**The problem:**
What number of lines in the material contain the word "title"? Give that number alone.

━━━━━ Entries shown ━━━━━

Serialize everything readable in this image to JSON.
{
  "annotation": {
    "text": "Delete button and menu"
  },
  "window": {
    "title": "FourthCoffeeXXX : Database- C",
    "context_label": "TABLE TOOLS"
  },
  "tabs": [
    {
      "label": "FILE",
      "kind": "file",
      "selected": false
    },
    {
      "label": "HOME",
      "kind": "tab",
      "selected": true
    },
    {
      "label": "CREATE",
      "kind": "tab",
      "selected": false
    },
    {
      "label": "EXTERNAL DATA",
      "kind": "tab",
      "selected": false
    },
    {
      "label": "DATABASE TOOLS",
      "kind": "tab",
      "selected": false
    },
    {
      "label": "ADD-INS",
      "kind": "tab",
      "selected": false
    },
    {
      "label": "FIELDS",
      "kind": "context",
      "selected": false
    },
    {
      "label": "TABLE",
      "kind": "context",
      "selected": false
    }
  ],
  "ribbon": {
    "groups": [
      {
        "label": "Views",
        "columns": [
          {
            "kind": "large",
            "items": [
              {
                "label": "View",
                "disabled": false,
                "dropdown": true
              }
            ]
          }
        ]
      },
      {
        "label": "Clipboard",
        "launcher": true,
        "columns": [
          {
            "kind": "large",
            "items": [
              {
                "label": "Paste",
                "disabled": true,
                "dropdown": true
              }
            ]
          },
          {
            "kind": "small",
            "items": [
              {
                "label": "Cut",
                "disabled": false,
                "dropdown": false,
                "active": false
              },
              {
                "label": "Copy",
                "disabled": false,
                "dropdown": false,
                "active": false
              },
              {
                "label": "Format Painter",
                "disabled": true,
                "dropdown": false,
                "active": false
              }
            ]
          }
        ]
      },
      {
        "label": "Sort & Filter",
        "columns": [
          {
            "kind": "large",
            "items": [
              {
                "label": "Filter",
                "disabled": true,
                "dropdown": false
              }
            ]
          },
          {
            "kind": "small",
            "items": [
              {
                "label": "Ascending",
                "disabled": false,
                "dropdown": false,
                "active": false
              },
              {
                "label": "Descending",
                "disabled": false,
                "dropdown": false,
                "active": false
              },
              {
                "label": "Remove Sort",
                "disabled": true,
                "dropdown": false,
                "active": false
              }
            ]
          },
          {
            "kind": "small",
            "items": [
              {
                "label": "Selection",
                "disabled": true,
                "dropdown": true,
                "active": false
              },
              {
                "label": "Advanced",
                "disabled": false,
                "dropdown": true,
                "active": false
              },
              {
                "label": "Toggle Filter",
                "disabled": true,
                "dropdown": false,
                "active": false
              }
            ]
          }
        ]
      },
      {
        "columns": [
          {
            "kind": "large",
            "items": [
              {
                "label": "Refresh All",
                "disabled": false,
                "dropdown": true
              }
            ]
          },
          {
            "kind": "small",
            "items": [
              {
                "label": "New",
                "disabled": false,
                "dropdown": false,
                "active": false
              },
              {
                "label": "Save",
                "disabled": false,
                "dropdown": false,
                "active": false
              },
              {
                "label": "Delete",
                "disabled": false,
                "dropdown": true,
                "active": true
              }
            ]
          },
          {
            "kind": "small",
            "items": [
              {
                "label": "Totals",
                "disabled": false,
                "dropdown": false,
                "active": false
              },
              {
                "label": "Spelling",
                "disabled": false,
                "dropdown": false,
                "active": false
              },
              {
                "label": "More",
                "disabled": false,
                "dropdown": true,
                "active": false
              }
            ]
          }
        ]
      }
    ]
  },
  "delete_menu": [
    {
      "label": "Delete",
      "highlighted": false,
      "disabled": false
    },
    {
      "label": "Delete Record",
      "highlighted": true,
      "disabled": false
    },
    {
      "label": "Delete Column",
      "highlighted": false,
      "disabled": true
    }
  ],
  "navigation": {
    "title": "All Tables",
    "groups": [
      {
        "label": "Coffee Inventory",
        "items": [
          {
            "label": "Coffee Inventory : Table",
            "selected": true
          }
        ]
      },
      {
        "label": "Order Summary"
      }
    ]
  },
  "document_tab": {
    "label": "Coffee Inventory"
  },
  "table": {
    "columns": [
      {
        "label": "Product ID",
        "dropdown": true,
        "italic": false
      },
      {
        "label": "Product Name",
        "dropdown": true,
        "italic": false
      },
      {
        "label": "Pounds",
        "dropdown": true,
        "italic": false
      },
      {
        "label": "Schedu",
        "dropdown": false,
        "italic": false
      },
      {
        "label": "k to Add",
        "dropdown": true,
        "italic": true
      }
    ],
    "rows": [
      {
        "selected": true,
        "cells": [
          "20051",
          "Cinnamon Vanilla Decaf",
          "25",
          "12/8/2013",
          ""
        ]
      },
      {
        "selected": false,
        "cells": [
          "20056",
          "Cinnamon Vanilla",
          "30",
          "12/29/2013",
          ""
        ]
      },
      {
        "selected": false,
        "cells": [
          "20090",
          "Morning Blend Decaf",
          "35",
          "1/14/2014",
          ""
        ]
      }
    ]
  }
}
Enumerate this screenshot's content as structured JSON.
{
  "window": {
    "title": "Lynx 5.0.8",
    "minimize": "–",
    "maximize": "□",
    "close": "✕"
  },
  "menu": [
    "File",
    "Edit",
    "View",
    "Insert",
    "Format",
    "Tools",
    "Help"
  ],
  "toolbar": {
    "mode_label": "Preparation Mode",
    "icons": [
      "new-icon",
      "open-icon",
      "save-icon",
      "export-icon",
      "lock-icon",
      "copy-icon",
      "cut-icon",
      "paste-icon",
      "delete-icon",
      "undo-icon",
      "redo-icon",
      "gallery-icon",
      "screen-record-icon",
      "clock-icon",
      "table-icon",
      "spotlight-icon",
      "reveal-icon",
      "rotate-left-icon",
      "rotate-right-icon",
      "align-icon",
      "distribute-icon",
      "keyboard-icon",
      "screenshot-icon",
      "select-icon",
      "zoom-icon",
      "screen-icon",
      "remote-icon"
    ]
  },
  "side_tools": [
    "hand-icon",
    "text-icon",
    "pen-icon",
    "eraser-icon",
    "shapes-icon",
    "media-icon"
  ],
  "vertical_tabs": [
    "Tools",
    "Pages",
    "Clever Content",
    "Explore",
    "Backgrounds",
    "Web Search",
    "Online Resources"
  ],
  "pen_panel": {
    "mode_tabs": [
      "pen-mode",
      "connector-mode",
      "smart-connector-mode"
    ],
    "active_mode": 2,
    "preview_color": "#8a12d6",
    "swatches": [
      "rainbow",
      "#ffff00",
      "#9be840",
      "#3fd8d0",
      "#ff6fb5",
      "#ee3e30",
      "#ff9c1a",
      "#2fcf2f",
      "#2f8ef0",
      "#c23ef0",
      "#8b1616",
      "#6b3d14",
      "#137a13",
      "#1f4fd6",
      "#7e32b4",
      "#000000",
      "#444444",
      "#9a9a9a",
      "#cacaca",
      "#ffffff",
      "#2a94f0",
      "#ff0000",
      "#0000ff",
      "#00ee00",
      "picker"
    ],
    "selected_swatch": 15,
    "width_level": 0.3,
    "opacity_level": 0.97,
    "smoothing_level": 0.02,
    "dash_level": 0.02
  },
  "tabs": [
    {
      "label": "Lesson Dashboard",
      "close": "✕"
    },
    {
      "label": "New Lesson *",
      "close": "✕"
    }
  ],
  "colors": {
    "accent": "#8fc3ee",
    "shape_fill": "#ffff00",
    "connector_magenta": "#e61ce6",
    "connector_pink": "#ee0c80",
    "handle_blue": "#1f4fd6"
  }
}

━━━━━

**The result:**
3